### [WHAT IS NEEDED]
Your task is to repeat all of the data exactly while excluding the pictures.

### [DATASET EXTRACT]
↓↓↓

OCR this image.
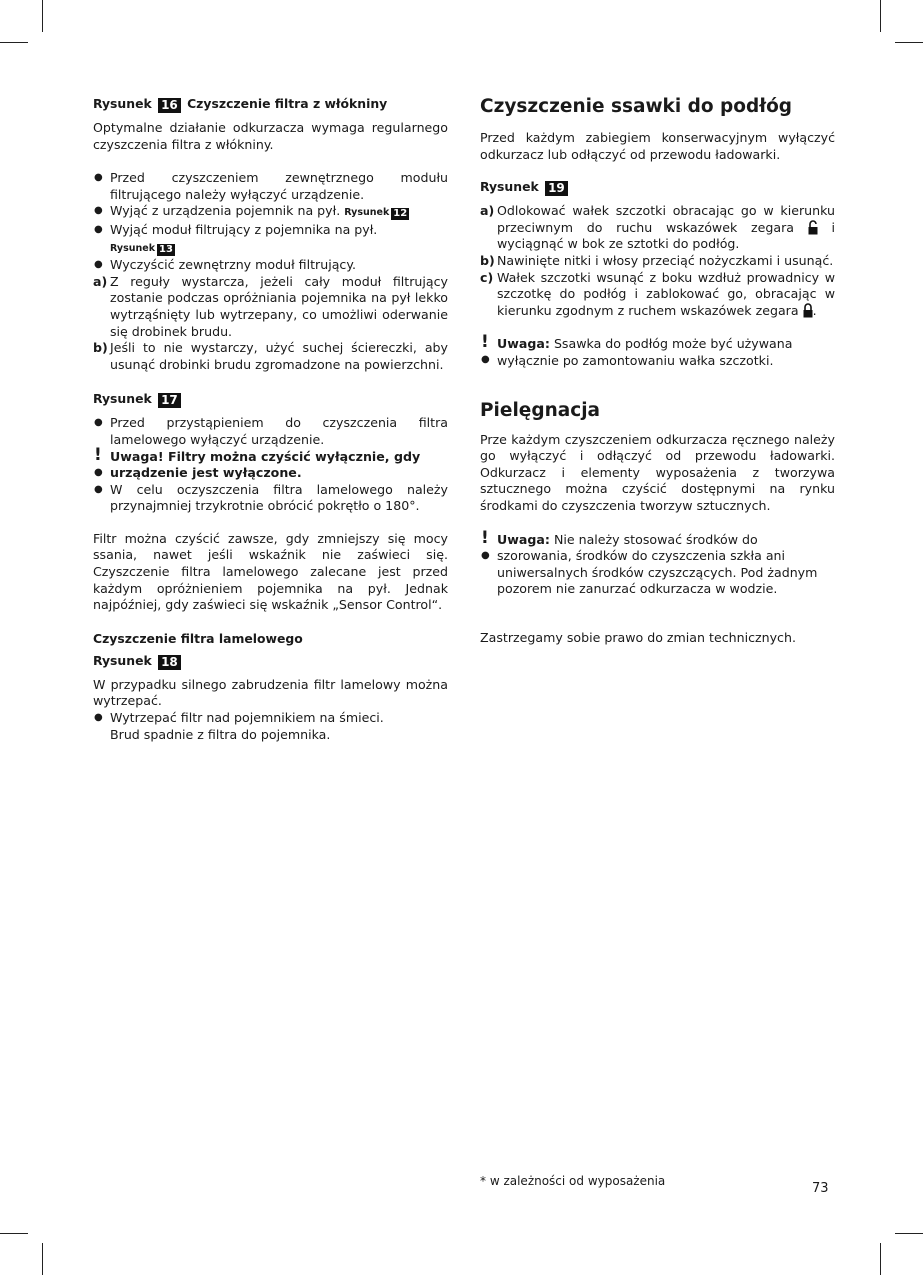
Rysunek 16 Czyszczenie filtra z włókniny

Optymalne działanie odkurzacza wymaga regularnego czyszczenia filtra z włókniny.

● Przed czyszczeniem zewnętrznego modułu filtrującego należy wyłączyć urządzenie.
● Wyjąć z urządzenia pojemnik na pył. Rysunek 12
● Wyjąć moduł filtrujący z pojemnika na pył.
Rysunek 13
● Wyczyścić zewnętrzny moduł filtrujący.
a) Z reguły wystarcza, jeżeli cały moduł filtrujący zostanie podczas opróżniania pojemnika na pył lekko wytrząśnięty lub wytrzepany, co umożliwi oderwanie się drobinek brudu.
b) Jeśli to nie wystarczy, użyć suchej ściereczki, aby usunąć drobinki brudu zgromadzone na powierzchni.
Rysunek 17
● Przed przystąpieniem do czyszczenia filtra lamelowego wyłączyć urządzenie.
!
●
Uwaga! Filtry można czyścić wyłącznie, gdy urządzenie jest wyłączone.
● W celu oczyszczenia filtra lamelowego należy przynajmniej trzykrotnie obrócić pokrętło o 180°.

Filtr można czyścić zawsze, gdy zmniejszy się mocy ssania, nawet jeśli wskaźnik nie zaświeci się. Czyszczenie filtra lamelowego zalecane jest przed każdym opróżnieniem pojemnika na pył. Jednak najpóźniej, gdy zaświeci się wskaźnik „Sensor Control“.

Czyszczenie filtra lamelowego
Rysunek 18

W przypadku silnego zabrudzenia filtr lamelowy można wytrzepać.

● Wytrzepać filtr nad pojemnikiem na śmieci.
Brud spadnie z filtra do pojemnika.
Czyszczenie ssawki do podłóg

Przed każdym zabiegiem konserwacyjnym wyłączyć odkurzacz lub odłączyć od przewodu ładowarki.

Rysunek 19
a) Odlokować wałek szczotki obracając go w kierunku przeciwnym do ruchu wskazówek zegara	i wyciągnąć w bok ze sztotki do podłóg.
b) Nawinięte nitki i włosy przeciąć nożyczkami i usunąć.
c) Wałek szczotki wsunąć z boku wzdłuż prowadnicy w szczotkę do podłóg i zablokować go, obracając w kierunku zgodnym z ruchem wskazówek zegara .
!
●
Uwaga: Ssawka do podłóg może być używana wyłącznie po zamontowaniu wałka szczotki.
Pielęgnacja

Prze każdym czyszczeniem odkurzacza ręcznego należy go wyłączyć i odłączyć od przewodu ładowarki. Odkurzacz i elementy wyposażenia z tworzywa sztucznego można czyścić dostępnymi na rynku środkami do czyszczenia tworzyw sztucznych.

!
●
Uwaga: Nie należy stosować środków do szorowania, środków do czyszczenia szkła ani uniwersalnych środków czyszczących. Pod żadnym pozorem nie zanurzać odkurzacza w wodzie.

Zastrzegamy sobie prawo do zmian technicznych.

* w zależności od wyposażenia	73
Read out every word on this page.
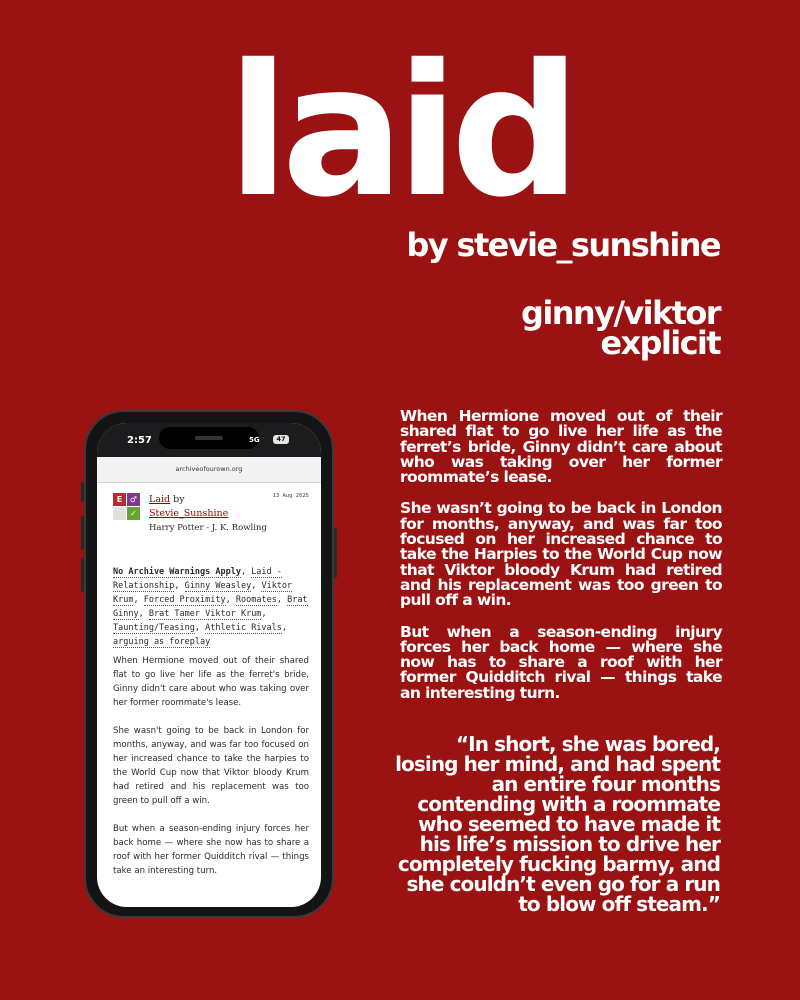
laid
by stevie_sunshine
ginny/viktor
explicit

When Hermione moved out of their shared flat to go live her life as the ferret’s bride, Ginny didn’t care about who was taking over her former roommate’s lease.

She wasn’t going to be back in London for months, anyway, and was far too focused on her increased chance to take the Harpies to the World Cup now that Viktor bloody Krum had retired and his replacement was too green to pull off a win.

But when a season-ending injury forces her back home — where she now has to share a roof with her former Quidditch rival — things take an interesting turn.

“In short, she was bored, losing her mind, and had spent an entire four months contending with a roommate who seemed to have made it his life’s mission to drive her completely fucking barmy, and she couldn’t even go for a run to blow off steam.”
2:57	5G	47
archiveofourown.org
E ♂
✓
Laid by
Stevie_Sunshine
Harry Potter - J. K. Rowling
13 Aug 2025
No Archive Warnings Apply, Laid - Relationship, Ginny Weasley, Viktor Krum, Forced Proximity, Roomates, Brat Ginny, Brat Tamer Viktor Krum, Taunting/Teasing, Athletic Rivals, arguing as foreplay

When Hermione moved out of their shared flat to go live her life as the ferret's bride, Ginny didn't care about who was taking over her former roommate's lease.

She wasn't going to be back in London for months, anyway, and was far too focused on her increased chance to take the harpies to the World Cup now that Viktor bloody Krum had retired and his replacement was too green to pull off a win.

But when a season-ending injury forces her back home — where she now has to share a roof with her former Quidditch rival — things take an interesting turn.
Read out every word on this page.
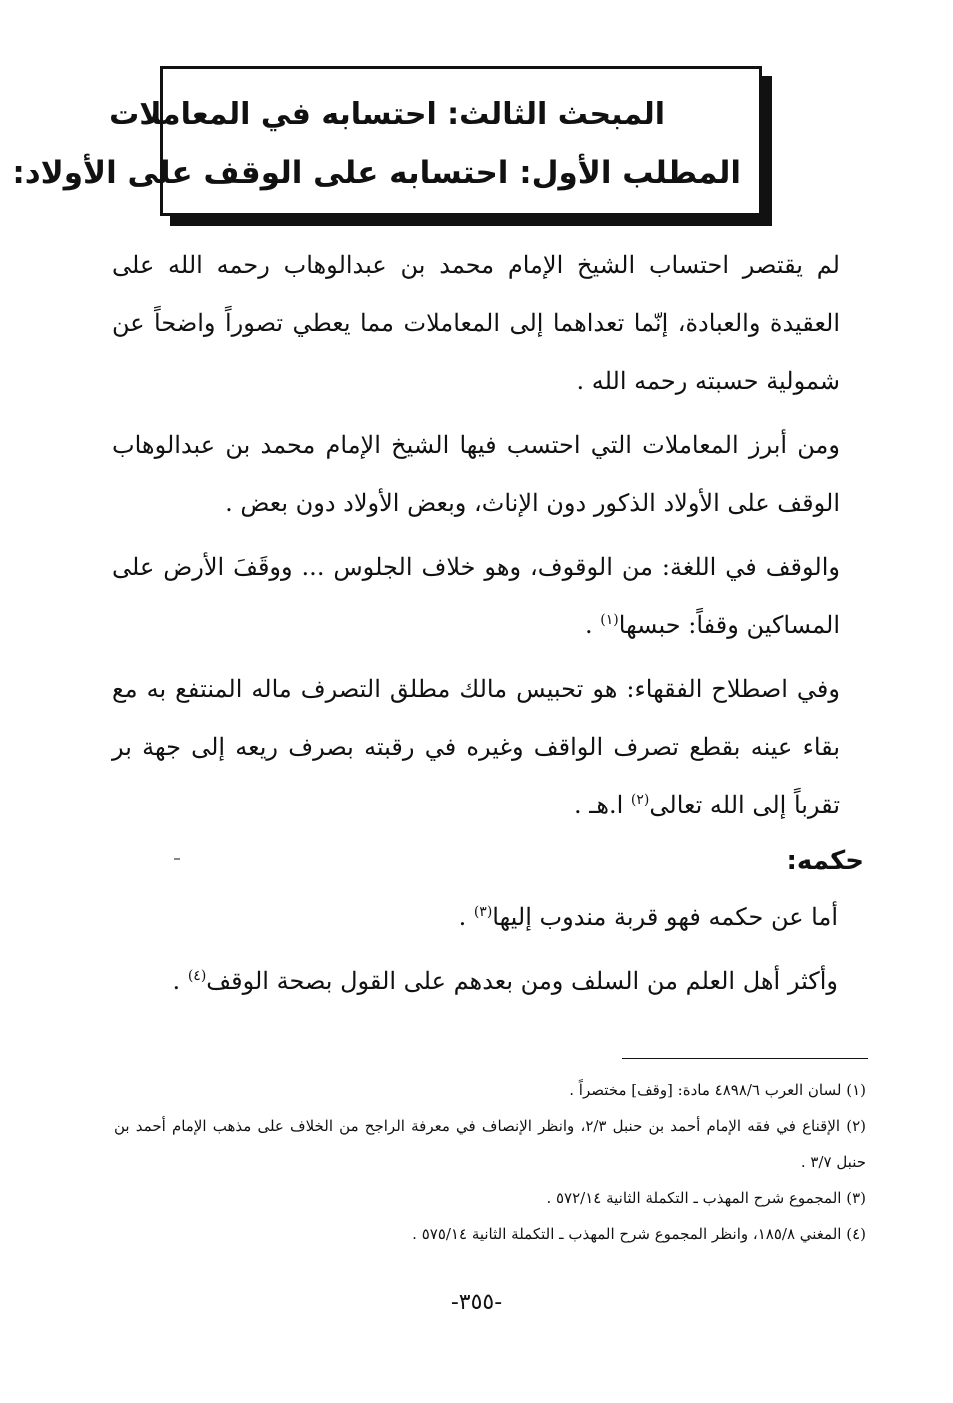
المبحث الثالث: احتسابه في المعاملات
المطلب الأول: احتسابه على الوقف على الأولاد:

لم يقتصر احتساب الشيخ الإمام محمد بن عبدالوهاب رحمه الله على العقيدة والعبادة، إنّما تعداهما إلى المعاملات مما يعطي تصوراً واضحاً عن شمولية حسبته رحمه الله .

ومن أبرز المعاملات التي احتسب فيها الشيخ الإمام محمد بن عبدالوهاب الوقف على الأولاد الذكور دون الإناث، وبعض الأولاد دون بعض .

والوقف في اللغة: من الوقوف، وهو خلاف الجلوس ... ووقَفَ الأرض على المساكين وقفاً: حبسها$^{(١)}$ .

وفي اصطلاح الفقهاء: هو تحبيس مالك مطلق التصرف ماله المنتفع به مع بقاء عينه بقطع تصرف الواقف وغيره في رقبته بصرف ريعه إلى جهة بر تقرباً إلى الله تعالى$^{(٢)}$ ا.هـ .

حكمه:

أما عن حكمه فهو قربة مندوب إليها$^{(٣)}$ .

وأكثر أهل العلم من السلف ومن بعدهم على القول بصحة الوقف$^{(٤)}$ .

(١) لسان العرب ٤٨٩٨/٦ مادة: [وقف] مختصراً .

(٢) الإقناع في فقه الإمام أحمد بن حنبل ٢/٣، وانظر الإنصاف في معرفة الراجح من الخلاف على مذهب الإمام أحمد بن حنبل ٣/٧ .

(٣) المجموع شرح المهذب ـ التكملة الثانية ٥٧٢/١٤ .

(٤) المغني ١٨٥/٨، وانظر المجموع شرح المهذب ـ التكملة الثانية ٥٧٥/١٤ .

-٣٥٥-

↑↑↑

### [EXPECTED ANSWER]
OCR this image.
Rysunek 16 Czyszczenie filtra z włókniny

Optymalne działanie odkurzacza wymaga regularnego czyszczenia filtra z włókniny.

● Przed czyszczeniem zewnętrznego modułu filtrującego należy wyłączyć urządzenie.
● Wyjąć z urządzenia pojemnik na pył. Rysunek 12
● Wyjąć moduł filtrujący z pojemnika na pył.
Rysunek 13
● Wyczyścić zewnętrzny moduł filtrujący.
a) Z reguły wystarcza, jeżeli cały moduł filtrujący zostanie podczas opróżniania pojemnika na pył lekko wytrząśnięty lub wytrzepany, co umożliwi oderwanie się drobinek brudu.
b) Jeśli to nie wystarczy, użyć suchej ściereczki, aby usunąć drobinki brudu zgromadzone na powierzchni.
Rysunek 17
● Przed przystąpieniem do czyszczenia filtra lamelowego wyłączyć urządzenie.
!
●
Uwaga! Filtry można czyścić wyłącznie, gdy urządzenie jest wyłączone.
● W celu oczyszczenia filtra lamelowego należy przynajmniej trzykrotnie obrócić pokrętło o 180°.

Filtr można czyścić zawsze, gdy zmniejszy się mocy ssania, nawet jeśli wskaźnik nie zaświeci się. Czyszczenie filtra lamelowego zalecane jest przed każdym opróżnieniem pojemnika na pył. Jednak najpóźniej, gdy zaświeci się wskaźnik „Sensor Control“.

Czyszczenie filtra lamelowego
Rysunek 18

W przypadku silnego zabrudzenia filtr lamelowy można wytrzepać.

● Wytrzepać filtr nad pojemnikiem na śmieci.
Brud spadnie z filtra do pojemnika.
Czyszczenie ssawki do podłóg

Przed każdym zabiegiem konserwacyjnym wyłączyć odkurzacz lub odłączyć od przewodu ładowarki.

Rysunek 19
a) Odlokować wałek szczotki obracając go w kierunku przeciwnym do ruchu wskazówek zegara	i wyciągnąć w bok ze sztotki do podłóg.
b) Nawinięte nitki i włosy przeciąć nożyczkami i usunąć.
c) Wałek szczotki wsunąć z boku wzdłuż prowadnicy w szczotkę do podłóg i zablokować go, obracając w kierunku zgodnym z ruchem wskazówek zegara .
!
●
Uwaga: Ssawka do podłóg może być używana wyłącznie po zamontowaniu wałka szczotki.
Pielęgnacja

Prze każdym czyszczeniem odkurzacza ręcznego należy go wyłączyć i odłączyć od przewodu ładowarki. Odkurzacz i elementy wyposażenia z tworzywa sztucznego można czyścić dostępnymi na rynku środkami do czyszczenia tworzyw sztucznych.

!
●
Uwaga: Nie należy stosować środków do szorowania, środków do czyszczenia szkła ani uniwersalnych środków czyszczących. Pod żadnym pozorem nie zanurzać odkurzacza w wodzie.

Zastrzegamy sobie prawo do zmian technicznych.

* w zależności od wyposażenia	73
Read out every word on this page.
laid
by stevie_sunshine
ginny/viktor
explicit

When Hermione moved out of their shared flat to go live her life as the ferret’s bride, Ginny didn’t care about who was taking over her former roommate’s lease.

She wasn’t going to be back in London for months, anyway, and was far too focused on her increased chance to take the Harpies to the World Cup now that Viktor bloody Krum had retired and his replacement was too green to pull off a win.

But when a season-ending injury forces her back home — where she now has to share a roof with her former Quidditch rival — things take an interesting turn.

“In short, she was bored, losing her mind, and had spent an entire four months contending with a roommate who seemed to have made it his life’s mission to drive her completely fucking barmy, and she couldn’t even go for a run to blow off steam.”
2:57	5G	47
archiveofourown.org
E ♂
✓
Laid by
Stevie_Sunshine
Harry Potter - J. K. Rowling
13 Aug 2025
No Archive Warnings Apply, Laid - Relationship, Ginny Weasley, Viktor Krum, Forced Proximity, Roomates, Brat Ginny, Brat Tamer Viktor Krum, Taunting/Teasing, Athletic Rivals, arguing as foreplay

When Hermione moved out of their shared flat to go live her life as the ferret's bride, Ginny didn't care about who was taking over her former roommate's lease.

She wasn't going to be back in London for months, anyway, and was far too focused on her increased chance to take the harpies to the World Cup now that Viktor bloody Krum had retired and his replacement was too green to pull off a win.

But when a season-ending injury forces her back home — where she now has to share a roof with her former Quidditch rival — things take an interesting turn.
Read out every word on this page.
المبحث الثالث: احتسابه في المعاملات
المطلب الأول: احتسابه على الوقف على الأولاد:

لم يقتصر احتساب الشيخ الإمام محمد بن عبدالوهاب رحمه الله على العقيدة والعبادة، إنّما تعداهما إلى المعاملات مما يعطي تصوراً واضحاً عن شمولية حسبته رحمه الله .

ومن أبرز المعاملات التي احتسب فيها الشيخ الإمام محمد بن عبدالوهاب الوقف على الأولاد الذكور دون الإناث، وبعض الأولاد دون بعض .

والوقف في اللغة: من الوقوف، وهو خلاف الجلوس ... ووقَفَ الأرض على المساكين وقفاً: حبسها$^{(١)}$ .

وفي اصطلاح الفقهاء: هو تحبيس مالك مطلق التصرف ماله المنتفع به مع بقاء عينه بقطع تصرف الواقف وغيره في رقبته بصرف ريعه إلى جهة بر تقرباً إلى الله تعالى$^{(٢)}$ ا.هـ .

حكمه:

أما عن حكمه فهو قربة مندوب إليها$^{(٣)}$ .

وأكثر أهل العلم من السلف ومن بعدهم على القول بصحة الوقف$^{(٤)}$ .

(١) لسان العرب ٤٨٩٨/٦ مادة: [وقف] مختصراً .

(٢) الإقناع في فقه الإمام أحمد بن حنبل ٢/٣، وانظر الإنصاف في معرفة الراجح من الخلاف على مذهب الإمام أحمد بن حنبل ٣/٧ .

(٣) المجموع شرح المهذب ـ التكملة الثانية ٥٧٢/١٤ .

(٤) المغني ١٨٥/٨، وانظر المجموع شرح المهذب ـ التكملة الثانية ٥٧٥/١٤ .

-٣٥٥-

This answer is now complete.